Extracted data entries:
start

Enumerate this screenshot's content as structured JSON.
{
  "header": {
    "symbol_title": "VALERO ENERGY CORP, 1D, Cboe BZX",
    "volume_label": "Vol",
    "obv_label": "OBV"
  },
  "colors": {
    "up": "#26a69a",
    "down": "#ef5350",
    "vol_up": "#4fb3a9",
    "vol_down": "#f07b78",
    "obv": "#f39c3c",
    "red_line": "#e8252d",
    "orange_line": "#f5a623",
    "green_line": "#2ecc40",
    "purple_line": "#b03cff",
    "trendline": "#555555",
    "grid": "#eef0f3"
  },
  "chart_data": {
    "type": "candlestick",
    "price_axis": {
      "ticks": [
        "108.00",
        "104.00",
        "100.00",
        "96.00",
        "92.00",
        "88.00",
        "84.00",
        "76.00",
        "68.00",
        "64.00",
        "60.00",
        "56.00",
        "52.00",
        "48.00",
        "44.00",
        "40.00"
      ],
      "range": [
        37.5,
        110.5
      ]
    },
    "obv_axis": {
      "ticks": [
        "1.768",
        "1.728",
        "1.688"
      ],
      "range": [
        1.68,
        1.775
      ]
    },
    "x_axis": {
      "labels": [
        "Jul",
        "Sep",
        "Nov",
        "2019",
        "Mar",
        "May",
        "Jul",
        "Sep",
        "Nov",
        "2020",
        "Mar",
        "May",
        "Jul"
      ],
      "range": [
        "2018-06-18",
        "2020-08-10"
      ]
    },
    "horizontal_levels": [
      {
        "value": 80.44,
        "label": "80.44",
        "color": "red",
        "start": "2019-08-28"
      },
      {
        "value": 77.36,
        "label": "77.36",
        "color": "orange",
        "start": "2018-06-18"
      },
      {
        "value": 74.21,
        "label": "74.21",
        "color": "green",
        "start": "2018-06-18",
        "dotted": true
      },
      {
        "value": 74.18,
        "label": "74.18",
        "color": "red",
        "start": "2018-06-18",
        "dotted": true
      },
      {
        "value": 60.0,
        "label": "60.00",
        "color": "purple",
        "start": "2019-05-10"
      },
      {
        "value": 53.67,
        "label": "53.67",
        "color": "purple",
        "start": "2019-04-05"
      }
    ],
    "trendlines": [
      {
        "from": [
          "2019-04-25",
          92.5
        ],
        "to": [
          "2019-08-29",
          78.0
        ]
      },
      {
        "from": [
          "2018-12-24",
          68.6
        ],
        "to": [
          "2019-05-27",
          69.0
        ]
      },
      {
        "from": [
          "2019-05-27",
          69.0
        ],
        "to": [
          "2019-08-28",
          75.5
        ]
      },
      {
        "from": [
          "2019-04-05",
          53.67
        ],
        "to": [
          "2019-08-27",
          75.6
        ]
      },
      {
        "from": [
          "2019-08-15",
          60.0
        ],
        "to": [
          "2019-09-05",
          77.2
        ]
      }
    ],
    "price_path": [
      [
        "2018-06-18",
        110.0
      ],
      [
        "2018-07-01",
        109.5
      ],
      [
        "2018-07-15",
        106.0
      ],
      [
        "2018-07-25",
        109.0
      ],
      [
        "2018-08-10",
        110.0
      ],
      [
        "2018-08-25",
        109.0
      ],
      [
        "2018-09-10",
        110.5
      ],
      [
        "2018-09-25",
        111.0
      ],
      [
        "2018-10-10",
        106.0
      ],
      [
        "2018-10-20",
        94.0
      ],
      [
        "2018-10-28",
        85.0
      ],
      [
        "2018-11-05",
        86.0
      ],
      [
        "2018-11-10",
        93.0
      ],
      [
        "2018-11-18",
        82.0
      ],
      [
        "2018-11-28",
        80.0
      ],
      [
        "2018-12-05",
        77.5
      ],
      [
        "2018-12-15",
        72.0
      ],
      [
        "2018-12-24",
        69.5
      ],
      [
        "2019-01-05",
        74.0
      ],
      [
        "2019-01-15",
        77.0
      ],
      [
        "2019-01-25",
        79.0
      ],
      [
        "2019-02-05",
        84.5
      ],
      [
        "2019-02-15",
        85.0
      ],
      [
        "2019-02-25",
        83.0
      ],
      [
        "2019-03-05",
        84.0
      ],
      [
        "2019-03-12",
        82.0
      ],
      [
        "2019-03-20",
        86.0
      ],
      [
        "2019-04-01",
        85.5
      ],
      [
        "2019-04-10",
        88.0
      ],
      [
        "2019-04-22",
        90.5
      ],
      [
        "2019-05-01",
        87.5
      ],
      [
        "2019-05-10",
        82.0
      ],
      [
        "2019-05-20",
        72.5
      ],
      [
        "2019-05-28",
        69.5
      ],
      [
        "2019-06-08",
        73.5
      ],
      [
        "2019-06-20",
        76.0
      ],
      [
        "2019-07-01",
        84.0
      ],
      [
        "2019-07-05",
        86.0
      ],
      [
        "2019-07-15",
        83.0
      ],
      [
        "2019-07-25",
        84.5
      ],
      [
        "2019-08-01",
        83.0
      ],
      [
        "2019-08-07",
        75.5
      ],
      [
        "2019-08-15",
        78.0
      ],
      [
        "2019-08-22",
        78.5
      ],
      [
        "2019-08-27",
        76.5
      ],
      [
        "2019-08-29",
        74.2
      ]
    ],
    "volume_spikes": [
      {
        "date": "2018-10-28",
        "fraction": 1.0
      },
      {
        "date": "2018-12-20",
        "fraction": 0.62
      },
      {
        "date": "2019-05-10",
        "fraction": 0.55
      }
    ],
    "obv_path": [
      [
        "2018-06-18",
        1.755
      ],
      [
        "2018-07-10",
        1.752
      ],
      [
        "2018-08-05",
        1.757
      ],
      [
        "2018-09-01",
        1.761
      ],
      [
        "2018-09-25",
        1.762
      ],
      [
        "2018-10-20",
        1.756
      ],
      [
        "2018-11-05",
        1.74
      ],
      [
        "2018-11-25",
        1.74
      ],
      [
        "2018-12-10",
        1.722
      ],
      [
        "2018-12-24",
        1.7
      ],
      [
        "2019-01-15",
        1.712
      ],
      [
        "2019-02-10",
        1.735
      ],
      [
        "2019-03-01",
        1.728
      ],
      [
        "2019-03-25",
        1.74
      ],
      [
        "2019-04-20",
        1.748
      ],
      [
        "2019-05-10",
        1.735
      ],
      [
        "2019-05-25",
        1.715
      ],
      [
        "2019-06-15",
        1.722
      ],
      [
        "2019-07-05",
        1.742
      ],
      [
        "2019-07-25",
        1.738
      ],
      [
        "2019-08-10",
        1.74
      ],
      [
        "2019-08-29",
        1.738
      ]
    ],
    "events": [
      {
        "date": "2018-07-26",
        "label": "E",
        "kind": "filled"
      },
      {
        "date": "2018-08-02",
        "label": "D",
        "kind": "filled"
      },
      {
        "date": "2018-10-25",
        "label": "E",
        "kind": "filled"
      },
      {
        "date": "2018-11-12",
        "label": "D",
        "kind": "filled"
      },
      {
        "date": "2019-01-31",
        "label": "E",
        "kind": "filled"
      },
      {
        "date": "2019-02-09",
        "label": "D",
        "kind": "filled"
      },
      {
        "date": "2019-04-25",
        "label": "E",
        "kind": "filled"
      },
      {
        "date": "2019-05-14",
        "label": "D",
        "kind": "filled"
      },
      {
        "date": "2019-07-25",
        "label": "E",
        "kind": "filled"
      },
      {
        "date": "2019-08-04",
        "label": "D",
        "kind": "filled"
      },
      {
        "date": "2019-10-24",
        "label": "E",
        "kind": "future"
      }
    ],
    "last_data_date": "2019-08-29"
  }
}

end
start

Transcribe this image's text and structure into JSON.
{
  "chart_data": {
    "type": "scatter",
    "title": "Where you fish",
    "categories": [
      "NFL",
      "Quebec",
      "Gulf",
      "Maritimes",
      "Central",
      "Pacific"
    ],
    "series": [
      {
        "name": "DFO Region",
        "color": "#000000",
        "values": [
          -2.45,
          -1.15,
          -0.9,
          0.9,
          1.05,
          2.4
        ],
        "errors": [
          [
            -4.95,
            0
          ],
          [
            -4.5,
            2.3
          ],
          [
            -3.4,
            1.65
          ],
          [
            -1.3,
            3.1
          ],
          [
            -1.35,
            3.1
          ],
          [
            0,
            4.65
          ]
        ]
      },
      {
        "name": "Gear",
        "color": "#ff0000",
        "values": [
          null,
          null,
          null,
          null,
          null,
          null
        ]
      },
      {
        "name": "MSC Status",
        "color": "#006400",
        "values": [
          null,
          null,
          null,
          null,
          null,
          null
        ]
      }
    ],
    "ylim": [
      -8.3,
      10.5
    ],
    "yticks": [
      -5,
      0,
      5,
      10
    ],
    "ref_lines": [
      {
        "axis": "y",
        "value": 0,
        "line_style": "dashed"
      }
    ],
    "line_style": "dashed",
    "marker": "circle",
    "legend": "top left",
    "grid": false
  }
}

end

== THE TASK ==
Report only the count of lines that include the string "JSON".

== SOLUTION ==
2